In the listing below, locate the lines that hold "screenshot" and copy them.

** Begin ENTRIES PROVIDED **

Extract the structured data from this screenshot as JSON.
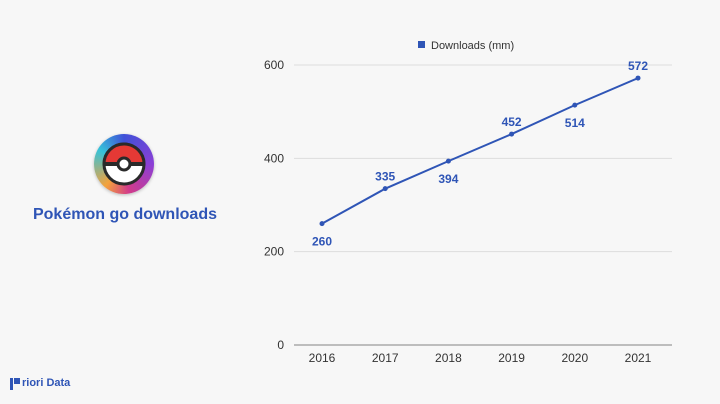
{
  "title": "Pokémon go downloads",
  "brand": "riori Data",
  "icon": "pokeball-icon",
  "colors": {
    "series": "#2f55b6",
    "grid": "#dcdcdc",
    "axis_text": "#333333"
  },
  "chart_data": {
    "type": "line",
    "categories": [
      "2016",
      "2017",
      "2018",
      "2019",
      "2020",
      "2021"
    ],
    "series": [
      {
        "name": "Downloads (mm)",
        "values": [
          260,
          335,
          394,
          452,
          514,
          572
        ]
      }
    ],
    "yticks": [
      0,
      200,
      400,
      600
    ],
    "ylim": [
      0,
      600
    ],
    "grid": true,
    "legend": "top-center",
    "data_labels": [
      "260",
      "335",
      "394",
      "452",
      "514",
      "572"
    ]
  }
}
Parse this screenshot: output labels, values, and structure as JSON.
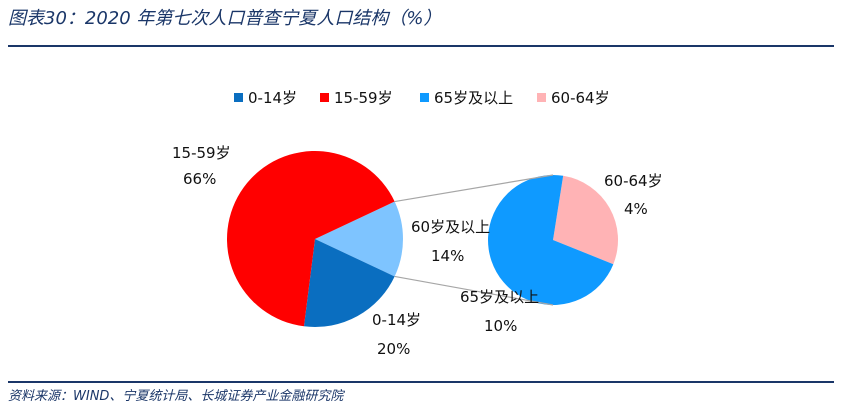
{
  "header": {
    "title": "图表30：2020 年第七次人口普查宁夏人口结构（%）"
  },
  "footer": {
    "source": "资料来源：WIND、宁夏统计局、长城证券产业金融研究院"
  },
  "chart_data": {
    "type": "pie",
    "subtype": "pie-of-pie",
    "legend_position": "top",
    "main_pie": {
      "slices": [
        {
          "name": "0-14岁",
          "value": 20,
          "label": "20%",
          "color": "#0a6ec0"
        },
        {
          "name": "15-59岁",
          "value": 66,
          "label": "66%",
          "color": "#ff0000"
        },
        {
          "name": "60岁及以上",
          "value": 14,
          "label": "14%",
          "color": "#7ec4ff"
        }
      ]
    },
    "secondary_pie": {
      "breakdown_of": "60岁及以上",
      "slices": [
        {
          "name": "65岁及以上",
          "value": 10,
          "label": "10%",
          "color": "#0f9aff"
        },
        {
          "name": "60-64岁",
          "value": 4,
          "label": "4%",
          "color": "#ffb3b5"
        }
      ]
    },
    "legend": [
      {
        "label": "0-14岁",
        "color": "#0a6ec0"
      },
      {
        "label": "15-59岁",
        "color": "#ff0000"
      },
      {
        "label": "65岁及以上",
        "color": "#0f9aff"
      },
      {
        "label": "60-64岁",
        "color": "#ffb3b5"
      }
    ]
  }
}
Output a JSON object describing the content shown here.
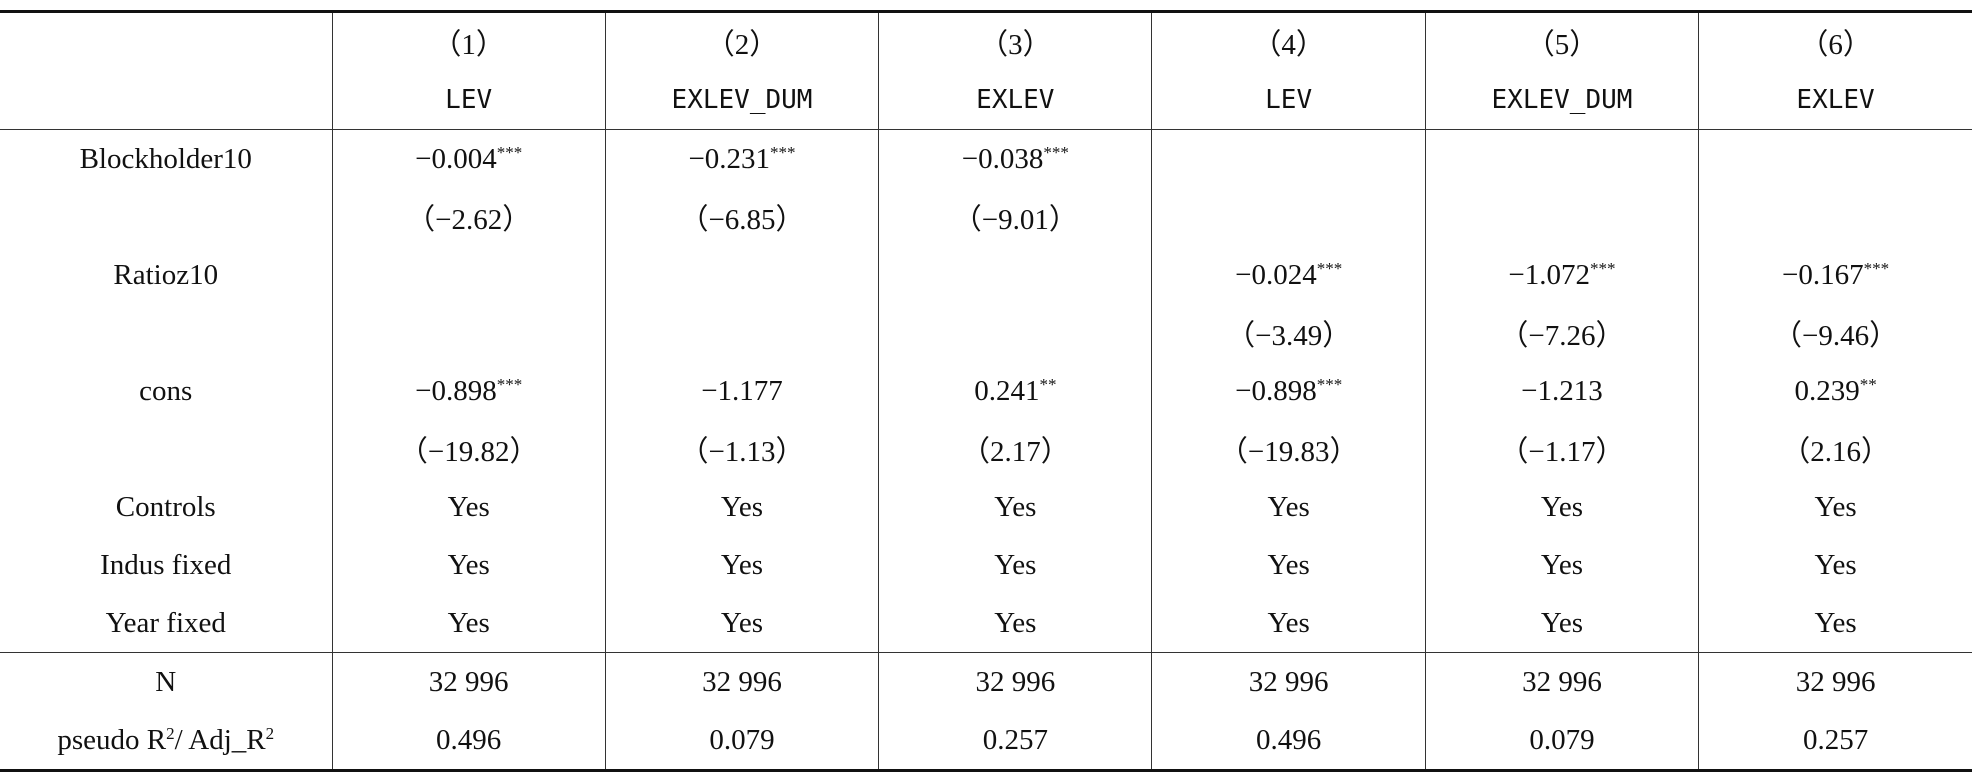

** End ENTRIES PROVIDED **

WRITTEN ANSWER:
Extract the structured data from this screenshot as JSON.
Parse this screenshot: output labels, values, and structure as JSON.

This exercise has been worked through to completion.